- **TASK TO COMPLETE**
Print out the material that follows word for word.

- **GIVEN INFORMATION**
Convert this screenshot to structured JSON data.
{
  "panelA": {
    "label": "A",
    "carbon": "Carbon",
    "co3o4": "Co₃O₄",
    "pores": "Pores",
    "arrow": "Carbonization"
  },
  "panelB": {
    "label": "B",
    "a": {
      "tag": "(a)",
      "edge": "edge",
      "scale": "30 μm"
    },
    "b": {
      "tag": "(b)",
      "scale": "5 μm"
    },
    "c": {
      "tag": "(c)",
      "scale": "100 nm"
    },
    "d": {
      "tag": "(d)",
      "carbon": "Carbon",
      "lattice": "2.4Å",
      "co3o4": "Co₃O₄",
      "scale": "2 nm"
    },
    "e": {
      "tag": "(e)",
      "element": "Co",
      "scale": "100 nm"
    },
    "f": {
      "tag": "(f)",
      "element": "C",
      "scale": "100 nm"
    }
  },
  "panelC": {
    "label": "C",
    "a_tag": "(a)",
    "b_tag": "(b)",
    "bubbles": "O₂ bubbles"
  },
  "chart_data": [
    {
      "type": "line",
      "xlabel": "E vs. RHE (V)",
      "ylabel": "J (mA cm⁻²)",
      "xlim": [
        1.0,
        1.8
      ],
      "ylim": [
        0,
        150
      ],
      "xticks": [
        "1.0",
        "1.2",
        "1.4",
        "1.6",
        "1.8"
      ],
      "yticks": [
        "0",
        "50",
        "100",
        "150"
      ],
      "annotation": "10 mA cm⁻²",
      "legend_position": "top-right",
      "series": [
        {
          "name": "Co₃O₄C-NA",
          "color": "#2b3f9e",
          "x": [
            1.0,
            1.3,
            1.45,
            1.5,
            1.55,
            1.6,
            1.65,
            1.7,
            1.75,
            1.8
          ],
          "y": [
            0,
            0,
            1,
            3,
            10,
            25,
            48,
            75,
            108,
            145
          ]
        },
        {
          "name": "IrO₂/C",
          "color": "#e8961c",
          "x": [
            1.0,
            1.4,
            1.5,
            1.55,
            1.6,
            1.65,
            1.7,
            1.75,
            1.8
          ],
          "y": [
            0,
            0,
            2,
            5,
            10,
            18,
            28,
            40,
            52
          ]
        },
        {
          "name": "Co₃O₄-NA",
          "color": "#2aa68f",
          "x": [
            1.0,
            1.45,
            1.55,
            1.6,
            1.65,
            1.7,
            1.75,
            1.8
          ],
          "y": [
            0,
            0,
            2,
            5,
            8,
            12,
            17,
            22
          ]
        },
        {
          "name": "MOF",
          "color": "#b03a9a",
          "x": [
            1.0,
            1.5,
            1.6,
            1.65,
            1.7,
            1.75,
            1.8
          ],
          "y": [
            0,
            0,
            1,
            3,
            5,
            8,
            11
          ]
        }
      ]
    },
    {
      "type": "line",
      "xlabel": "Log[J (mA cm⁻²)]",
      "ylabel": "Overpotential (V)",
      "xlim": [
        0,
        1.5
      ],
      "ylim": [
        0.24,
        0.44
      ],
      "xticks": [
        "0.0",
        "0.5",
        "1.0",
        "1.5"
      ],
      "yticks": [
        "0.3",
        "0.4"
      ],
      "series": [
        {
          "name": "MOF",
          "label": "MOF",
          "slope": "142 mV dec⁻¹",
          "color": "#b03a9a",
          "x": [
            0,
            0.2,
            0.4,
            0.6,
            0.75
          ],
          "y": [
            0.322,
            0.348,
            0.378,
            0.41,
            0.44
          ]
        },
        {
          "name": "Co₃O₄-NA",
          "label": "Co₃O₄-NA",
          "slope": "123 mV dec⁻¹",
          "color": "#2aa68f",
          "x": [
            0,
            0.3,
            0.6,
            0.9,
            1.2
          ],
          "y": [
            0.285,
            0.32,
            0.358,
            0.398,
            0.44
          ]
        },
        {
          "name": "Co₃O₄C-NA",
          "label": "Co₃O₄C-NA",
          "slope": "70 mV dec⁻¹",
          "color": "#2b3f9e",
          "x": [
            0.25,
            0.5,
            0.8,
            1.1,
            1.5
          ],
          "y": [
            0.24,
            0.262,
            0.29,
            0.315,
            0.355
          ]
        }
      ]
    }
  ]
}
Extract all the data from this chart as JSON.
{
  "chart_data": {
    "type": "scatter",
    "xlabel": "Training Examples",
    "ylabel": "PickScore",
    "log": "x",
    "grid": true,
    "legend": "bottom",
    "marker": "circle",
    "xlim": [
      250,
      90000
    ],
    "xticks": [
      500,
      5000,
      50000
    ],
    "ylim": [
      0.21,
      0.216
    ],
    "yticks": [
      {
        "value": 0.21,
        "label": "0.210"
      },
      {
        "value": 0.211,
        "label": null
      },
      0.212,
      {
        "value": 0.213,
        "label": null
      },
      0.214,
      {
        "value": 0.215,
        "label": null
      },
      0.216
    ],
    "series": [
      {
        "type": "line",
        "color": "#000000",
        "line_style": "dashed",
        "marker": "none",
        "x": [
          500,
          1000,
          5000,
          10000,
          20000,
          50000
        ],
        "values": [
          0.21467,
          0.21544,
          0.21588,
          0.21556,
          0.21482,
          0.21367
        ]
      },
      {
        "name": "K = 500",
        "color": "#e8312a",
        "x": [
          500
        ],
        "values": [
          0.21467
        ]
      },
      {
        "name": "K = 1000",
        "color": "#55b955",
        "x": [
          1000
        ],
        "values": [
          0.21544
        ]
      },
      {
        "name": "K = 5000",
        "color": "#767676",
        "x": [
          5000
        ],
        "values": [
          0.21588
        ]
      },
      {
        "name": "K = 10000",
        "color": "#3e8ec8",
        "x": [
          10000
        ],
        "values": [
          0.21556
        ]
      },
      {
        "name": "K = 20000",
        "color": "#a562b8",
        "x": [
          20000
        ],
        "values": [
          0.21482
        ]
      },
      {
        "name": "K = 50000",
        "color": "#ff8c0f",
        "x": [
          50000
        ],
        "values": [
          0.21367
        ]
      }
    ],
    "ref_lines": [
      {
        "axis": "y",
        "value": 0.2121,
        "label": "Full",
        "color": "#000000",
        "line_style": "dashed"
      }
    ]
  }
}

- **SOLUTION TO THIS EXERCISE**
Convert this screenshot to structured JSON data.
{
  "panelA": {
    "label": "A",
    "carbon": "Carbon",
    "co3o4": "Co₃O₄",
    "pores": "Pores",
    "arrow": "Carbonization"
  },
  "panelB": {
    "label": "B",
    "a": {
      "tag": "(a)",
      "edge": "edge",
      "scale": "30 μm"
    },
    "b": {
      "tag": "(b)",
      "scale": "5 μm"
    },
    "c": {
      "tag": "(c)",
      "scale": "100 nm"
    },
    "d": {
      "tag": "(d)",
      "carbon": "Carbon",
      "lattice": "2.4Å",
      "co3o4": "Co₃O₄",
      "scale": "2 nm"
    },
    "e": {
      "tag": "(e)",
      "element": "Co",
      "scale": "100 nm"
    },
    "f": {
      "tag": "(f)",
      "element": "C",
      "scale": "100 nm"
    }
  },
  "panelC": {
    "label": "C",
    "a_tag": "(a)",
    "b_tag": "(b)",
    "bubbles": "O₂ bubbles"
  },
  "chart_data": [
    {
      "type": "line",
      "xlabel": "E vs. RHE (V)",
      "ylabel": "J (mA cm⁻²)",
      "xlim": [
        1.0,
        1.8
      ],
      "ylim": [
        0,
        150
      ],
      "xticks": [
        "1.0",
        "1.2",
        "1.4",
        "1.6",
        "1.8"
      ],
      "yticks": [
        "0",
        "50",
        "100",
        "150"
      ],
      "annotation": "10 mA cm⁻²",
      "legend_position": "top-right",
      "series": [
        {
          "name": "Co₃O₄C-NA",
          "color": "#2b3f9e",
          "x": [
            1.0,
            1.3,
            1.45,
            1.5,
            1.55,
            1.6,
            1.65,
            1.7,
            1.75,
            1.8
          ],
          "y": [
            0,
            0,
            1,
            3,
            10,
            25,
            48,
            75,
            108,
            145
          ]
        },
        {
          "name": "IrO₂/C",
          "color": "#e8961c",
          "x": [
            1.0,
            1.4,
            1.5,
            1.55,
            1.6,
            1.65,
            1.7,
            1.75,
            1.8
          ],
          "y": [
            0,
            0,
            2,
            5,
            10,
            18,
            28,
            40,
            52
          ]
        },
        {
          "name": "Co₃O₄-NA",
          "color": "#2aa68f",
          "x": [
            1.0,
            1.45,
            1.55,
            1.6,
            1.65,
            1.7,
            1.75,
            1.8
          ],
          "y": [
            0,
            0,
            2,
            5,
            8,
            12,
            17,
            22
          ]
        },
        {
          "name": "MOF",
          "color": "#b03a9a",
          "x": [
            1.0,
            1.5,
            1.6,
            1.65,
            1.7,
            1.75,
            1.8
          ],
          "y": [
            0,
            0,
            1,
            3,
            5,
            8,
            11
          ]
        }
      ]
    },
    {
      "type": "line",
      "xlabel": "Log[J (mA cm⁻²)]",
      "ylabel": "Overpotential (V)",
      "xlim": [
        0,
        1.5
      ],
      "ylim": [
        0.24,
        0.44
      ],
      "xticks": [
        "0.0",
        "0.5",
        "1.0",
        "1.5"
      ],
      "yticks": [
        "0.3",
        "0.4"
      ],
      "series": [
        {
          "name": "MOF",
          "label": "MOF",
          "slope": "142 mV dec⁻¹",
          "color": "#b03a9a",
          "x": [
            0,
            0.2,
            0.4,
            0.6,
            0.75
          ],
          "y": [
            0.322,
            0.348,
            0.378,
            0.41,
            0.44
          ]
        },
        {
          "name": "Co₃O₄-NA",
          "label": "Co₃O₄-NA",
          "slope": "123 mV dec⁻¹",
          "color": "#2aa68f",
          "x": [
            0,
            0.3,
            0.6,
            0.9,
            1.2
          ],
          "y": [
            0.285,
            0.32,
            0.358,
            0.398,
            0.44
          ]
        },
        {
          "name": "Co₃O₄C-NA",
          "label": "Co₃O₄C-NA",
          "slope": "70 mV dec⁻¹",
          "color": "#2b3f9e",
          "x": [
            0.25,
            0.5,
            0.8,
            1.1,
            1.5
          ],
          "y": [
            0.24,
            0.262,
            0.29,
            0.315,
            0.355
          ]
        }
      ]
    }
  ]
}
Extract all the data from this chart as JSON.
{
  "chart_data": {
    "type": "scatter",
    "xlabel": "Training Examples",
    "ylabel": "PickScore",
    "log": "x",
    "grid": true,
    "legend": "bottom",
    "marker": "circle",
    "xlim": [
      250,
      90000
    ],
    "xticks": [
      500,
      5000,
      50000
    ],
    "ylim": [
      0.21,
      0.216
    ],
    "yticks": [
      {
        "value": 0.21,
        "label": "0.210"
      },
      {
        "value": 0.211,
        "label": null
      },
      0.212,
      {
        "value": 0.213,
        "label": null
      },
      0.214,
      {
        "value": 0.215,
        "label": null
      },
      0.216
    ],
    "series": [
      {
        "type": "line",
        "color": "#000000",
        "line_style": "dashed",
        "marker": "none",
        "x": [
          500,
          1000,
          5000,
          10000,
          20000,
          50000
        ],
        "values": [
          0.21467,
          0.21544,
          0.21588,
          0.21556,
          0.21482,
          0.21367
        ]
      },
      {
        "name": "K = 500",
        "color": "#e8312a",
        "x": [
          500
        ],
        "values": [
          0.21467
        ]
      },
      {
        "name": "K = 1000",
        "color": "#55b955",
        "x": [
          1000
        ],
        "values": [
          0.21544
        ]
      },
      {
        "name": "K = 5000",
        "color": "#767676",
        "x": [
          5000
        ],
        "values": [
          0.21588
        ]
      },
      {
        "name": "K = 10000",
        "color": "#3e8ec8",
        "x": [
          10000
        ],
        "values": [
          0.21556
        ]
      },
      {
        "name": "K = 20000",
        "color": "#a562b8",
        "x": [
          20000
        ],
        "values": [
          0.21482
        ]
      },
      {
        "name": "K = 50000",
        "color": "#ff8c0f",
        "x": [
          50000
        ],
        "values": [
          0.21367
        ]
      }
    ],
    "ref_lines": [
      {
        "axis": "y",
        "value": 0.2121,
        "label": "Full",
        "color": "#000000",
        "line_style": "dashed"
      }
    ]
  }
}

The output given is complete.